### STORED DATA
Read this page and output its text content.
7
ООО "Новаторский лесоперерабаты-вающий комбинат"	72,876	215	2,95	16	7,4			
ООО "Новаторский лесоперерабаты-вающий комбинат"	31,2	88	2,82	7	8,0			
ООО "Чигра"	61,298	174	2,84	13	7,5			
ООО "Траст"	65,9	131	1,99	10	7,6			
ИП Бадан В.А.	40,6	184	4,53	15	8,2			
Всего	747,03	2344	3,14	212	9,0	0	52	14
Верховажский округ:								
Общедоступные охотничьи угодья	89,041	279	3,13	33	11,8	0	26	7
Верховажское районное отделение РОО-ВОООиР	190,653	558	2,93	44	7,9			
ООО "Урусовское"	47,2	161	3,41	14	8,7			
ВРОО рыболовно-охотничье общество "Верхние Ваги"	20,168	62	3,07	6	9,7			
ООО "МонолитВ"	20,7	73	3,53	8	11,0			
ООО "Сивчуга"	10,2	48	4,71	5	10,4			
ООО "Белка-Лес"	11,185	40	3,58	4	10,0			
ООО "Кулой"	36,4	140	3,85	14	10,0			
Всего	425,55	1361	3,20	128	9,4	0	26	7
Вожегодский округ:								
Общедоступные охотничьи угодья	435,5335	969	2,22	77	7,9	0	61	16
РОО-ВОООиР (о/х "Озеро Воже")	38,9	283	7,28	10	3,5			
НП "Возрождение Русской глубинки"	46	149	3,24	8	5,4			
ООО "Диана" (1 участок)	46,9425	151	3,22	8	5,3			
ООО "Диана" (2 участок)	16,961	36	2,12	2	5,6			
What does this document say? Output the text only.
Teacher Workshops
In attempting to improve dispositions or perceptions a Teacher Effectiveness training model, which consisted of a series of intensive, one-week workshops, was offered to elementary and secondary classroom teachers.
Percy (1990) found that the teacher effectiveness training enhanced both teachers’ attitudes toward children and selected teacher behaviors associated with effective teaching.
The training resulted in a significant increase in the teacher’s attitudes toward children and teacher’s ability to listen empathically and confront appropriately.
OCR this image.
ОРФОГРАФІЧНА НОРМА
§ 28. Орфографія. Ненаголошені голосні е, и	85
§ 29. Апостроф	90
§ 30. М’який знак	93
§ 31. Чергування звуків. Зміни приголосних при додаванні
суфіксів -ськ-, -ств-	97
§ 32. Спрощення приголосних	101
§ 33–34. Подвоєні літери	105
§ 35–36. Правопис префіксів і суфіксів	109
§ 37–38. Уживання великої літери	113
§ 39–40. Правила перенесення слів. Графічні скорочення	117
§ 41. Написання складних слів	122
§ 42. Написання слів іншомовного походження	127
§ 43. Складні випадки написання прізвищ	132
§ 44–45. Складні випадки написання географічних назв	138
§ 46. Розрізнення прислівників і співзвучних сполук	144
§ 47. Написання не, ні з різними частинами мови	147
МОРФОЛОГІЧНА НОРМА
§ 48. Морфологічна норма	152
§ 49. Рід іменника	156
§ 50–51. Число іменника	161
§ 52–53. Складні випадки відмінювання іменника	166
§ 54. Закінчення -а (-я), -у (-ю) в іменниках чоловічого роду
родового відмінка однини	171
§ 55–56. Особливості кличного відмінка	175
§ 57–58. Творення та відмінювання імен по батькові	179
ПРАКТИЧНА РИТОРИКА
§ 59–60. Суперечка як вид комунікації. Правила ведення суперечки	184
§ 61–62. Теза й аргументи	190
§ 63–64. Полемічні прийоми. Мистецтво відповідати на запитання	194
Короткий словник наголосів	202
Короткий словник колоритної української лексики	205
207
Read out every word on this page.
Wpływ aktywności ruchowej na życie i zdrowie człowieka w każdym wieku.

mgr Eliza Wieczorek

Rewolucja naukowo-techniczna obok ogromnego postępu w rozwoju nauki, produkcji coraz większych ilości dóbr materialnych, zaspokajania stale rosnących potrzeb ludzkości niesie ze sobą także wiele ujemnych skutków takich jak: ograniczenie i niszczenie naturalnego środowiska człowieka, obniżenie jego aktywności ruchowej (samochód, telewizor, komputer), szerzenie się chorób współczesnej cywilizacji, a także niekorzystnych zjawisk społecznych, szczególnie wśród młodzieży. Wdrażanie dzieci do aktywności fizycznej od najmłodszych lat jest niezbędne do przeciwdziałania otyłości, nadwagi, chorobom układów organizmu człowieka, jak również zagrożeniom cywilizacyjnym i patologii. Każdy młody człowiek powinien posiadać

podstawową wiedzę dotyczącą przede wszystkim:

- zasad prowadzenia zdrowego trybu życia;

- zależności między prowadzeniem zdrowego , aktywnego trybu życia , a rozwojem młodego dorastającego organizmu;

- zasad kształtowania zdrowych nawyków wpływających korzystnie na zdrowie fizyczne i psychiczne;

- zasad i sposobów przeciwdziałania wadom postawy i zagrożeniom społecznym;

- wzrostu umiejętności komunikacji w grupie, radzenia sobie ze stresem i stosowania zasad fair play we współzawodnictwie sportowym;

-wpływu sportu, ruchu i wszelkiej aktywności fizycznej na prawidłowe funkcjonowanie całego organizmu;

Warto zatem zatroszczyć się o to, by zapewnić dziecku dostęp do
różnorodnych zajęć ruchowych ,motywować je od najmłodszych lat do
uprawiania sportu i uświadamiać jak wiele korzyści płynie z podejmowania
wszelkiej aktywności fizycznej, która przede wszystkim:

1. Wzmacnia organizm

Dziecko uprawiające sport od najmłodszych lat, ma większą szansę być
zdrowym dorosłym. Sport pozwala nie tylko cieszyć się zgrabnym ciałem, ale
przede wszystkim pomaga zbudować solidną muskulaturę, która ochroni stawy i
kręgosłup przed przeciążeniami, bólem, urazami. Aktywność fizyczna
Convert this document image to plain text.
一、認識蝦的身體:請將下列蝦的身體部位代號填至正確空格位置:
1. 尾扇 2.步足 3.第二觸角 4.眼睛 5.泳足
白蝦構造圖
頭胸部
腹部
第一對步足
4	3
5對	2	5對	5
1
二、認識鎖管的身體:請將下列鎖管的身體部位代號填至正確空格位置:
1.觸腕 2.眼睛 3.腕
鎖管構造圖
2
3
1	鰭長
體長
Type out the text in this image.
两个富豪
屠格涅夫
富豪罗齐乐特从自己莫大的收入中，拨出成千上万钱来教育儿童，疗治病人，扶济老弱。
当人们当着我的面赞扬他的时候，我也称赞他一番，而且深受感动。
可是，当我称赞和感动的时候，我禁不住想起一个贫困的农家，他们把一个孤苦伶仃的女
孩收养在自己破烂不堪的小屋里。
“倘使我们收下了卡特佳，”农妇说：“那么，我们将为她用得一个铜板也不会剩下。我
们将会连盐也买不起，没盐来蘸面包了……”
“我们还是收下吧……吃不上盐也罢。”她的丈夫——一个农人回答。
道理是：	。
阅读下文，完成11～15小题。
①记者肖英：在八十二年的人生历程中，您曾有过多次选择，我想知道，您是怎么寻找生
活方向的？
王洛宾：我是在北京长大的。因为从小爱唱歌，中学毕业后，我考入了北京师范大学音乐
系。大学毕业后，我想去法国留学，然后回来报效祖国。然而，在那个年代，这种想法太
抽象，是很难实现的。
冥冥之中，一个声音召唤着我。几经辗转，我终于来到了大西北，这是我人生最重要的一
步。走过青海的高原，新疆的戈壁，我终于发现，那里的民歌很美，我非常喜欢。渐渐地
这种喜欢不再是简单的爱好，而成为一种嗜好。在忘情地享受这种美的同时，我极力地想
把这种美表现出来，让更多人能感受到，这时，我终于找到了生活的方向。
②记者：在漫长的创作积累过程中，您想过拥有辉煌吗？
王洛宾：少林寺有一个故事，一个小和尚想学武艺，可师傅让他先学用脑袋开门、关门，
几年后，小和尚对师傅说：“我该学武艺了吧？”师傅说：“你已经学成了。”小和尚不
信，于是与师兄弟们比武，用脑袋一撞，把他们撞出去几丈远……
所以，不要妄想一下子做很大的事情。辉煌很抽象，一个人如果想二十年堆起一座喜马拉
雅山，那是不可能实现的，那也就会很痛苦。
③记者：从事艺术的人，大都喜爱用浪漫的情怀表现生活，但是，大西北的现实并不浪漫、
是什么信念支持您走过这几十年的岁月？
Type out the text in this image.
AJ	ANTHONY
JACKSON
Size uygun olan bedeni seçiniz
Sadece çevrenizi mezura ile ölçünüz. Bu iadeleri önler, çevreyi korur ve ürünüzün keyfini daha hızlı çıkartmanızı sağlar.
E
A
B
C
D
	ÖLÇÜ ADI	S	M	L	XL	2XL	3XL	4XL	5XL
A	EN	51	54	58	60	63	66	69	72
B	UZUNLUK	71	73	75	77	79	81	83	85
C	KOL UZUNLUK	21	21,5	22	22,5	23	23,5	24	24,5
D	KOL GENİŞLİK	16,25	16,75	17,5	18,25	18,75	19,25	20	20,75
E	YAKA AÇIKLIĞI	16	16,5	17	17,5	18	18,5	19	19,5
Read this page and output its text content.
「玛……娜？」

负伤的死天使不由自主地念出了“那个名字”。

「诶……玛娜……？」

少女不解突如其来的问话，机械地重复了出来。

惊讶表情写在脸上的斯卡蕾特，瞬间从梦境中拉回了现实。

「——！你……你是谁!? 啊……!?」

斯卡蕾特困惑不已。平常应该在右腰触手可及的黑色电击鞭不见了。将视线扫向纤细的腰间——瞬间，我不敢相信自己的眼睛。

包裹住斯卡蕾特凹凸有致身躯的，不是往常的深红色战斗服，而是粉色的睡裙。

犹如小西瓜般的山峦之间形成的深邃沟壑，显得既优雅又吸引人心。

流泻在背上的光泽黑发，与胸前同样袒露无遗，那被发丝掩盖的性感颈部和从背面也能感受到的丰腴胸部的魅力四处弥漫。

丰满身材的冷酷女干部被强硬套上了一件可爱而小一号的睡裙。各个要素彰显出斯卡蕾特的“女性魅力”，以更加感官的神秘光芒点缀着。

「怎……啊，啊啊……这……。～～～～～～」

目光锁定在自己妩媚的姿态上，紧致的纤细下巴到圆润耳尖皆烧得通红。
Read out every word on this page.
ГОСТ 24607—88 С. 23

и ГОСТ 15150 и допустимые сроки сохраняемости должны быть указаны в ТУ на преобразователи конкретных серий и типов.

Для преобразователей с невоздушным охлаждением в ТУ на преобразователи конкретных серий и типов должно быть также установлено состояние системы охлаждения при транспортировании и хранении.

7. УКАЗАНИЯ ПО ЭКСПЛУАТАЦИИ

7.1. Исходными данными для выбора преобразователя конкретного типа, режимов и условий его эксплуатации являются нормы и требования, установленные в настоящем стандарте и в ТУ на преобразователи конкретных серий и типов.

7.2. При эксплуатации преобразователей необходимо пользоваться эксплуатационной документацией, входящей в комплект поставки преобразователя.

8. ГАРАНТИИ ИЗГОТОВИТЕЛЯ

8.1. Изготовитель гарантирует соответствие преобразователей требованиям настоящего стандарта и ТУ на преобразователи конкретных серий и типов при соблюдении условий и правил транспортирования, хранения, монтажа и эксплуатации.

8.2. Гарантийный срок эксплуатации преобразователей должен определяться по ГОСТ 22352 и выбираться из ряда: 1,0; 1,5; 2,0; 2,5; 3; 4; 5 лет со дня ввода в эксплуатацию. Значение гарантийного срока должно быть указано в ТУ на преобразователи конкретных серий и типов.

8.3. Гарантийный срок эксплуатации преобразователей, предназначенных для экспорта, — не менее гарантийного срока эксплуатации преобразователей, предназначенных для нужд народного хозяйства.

### PROBLEM DESCRIPTION
Copy each line of the records containing the string "відмінювання".

### SOLVED EXERCISE
§ 52–53. Складні випадки відмінювання іменника	166
§ 57–58. Творення та відмінювання імен по батькові	179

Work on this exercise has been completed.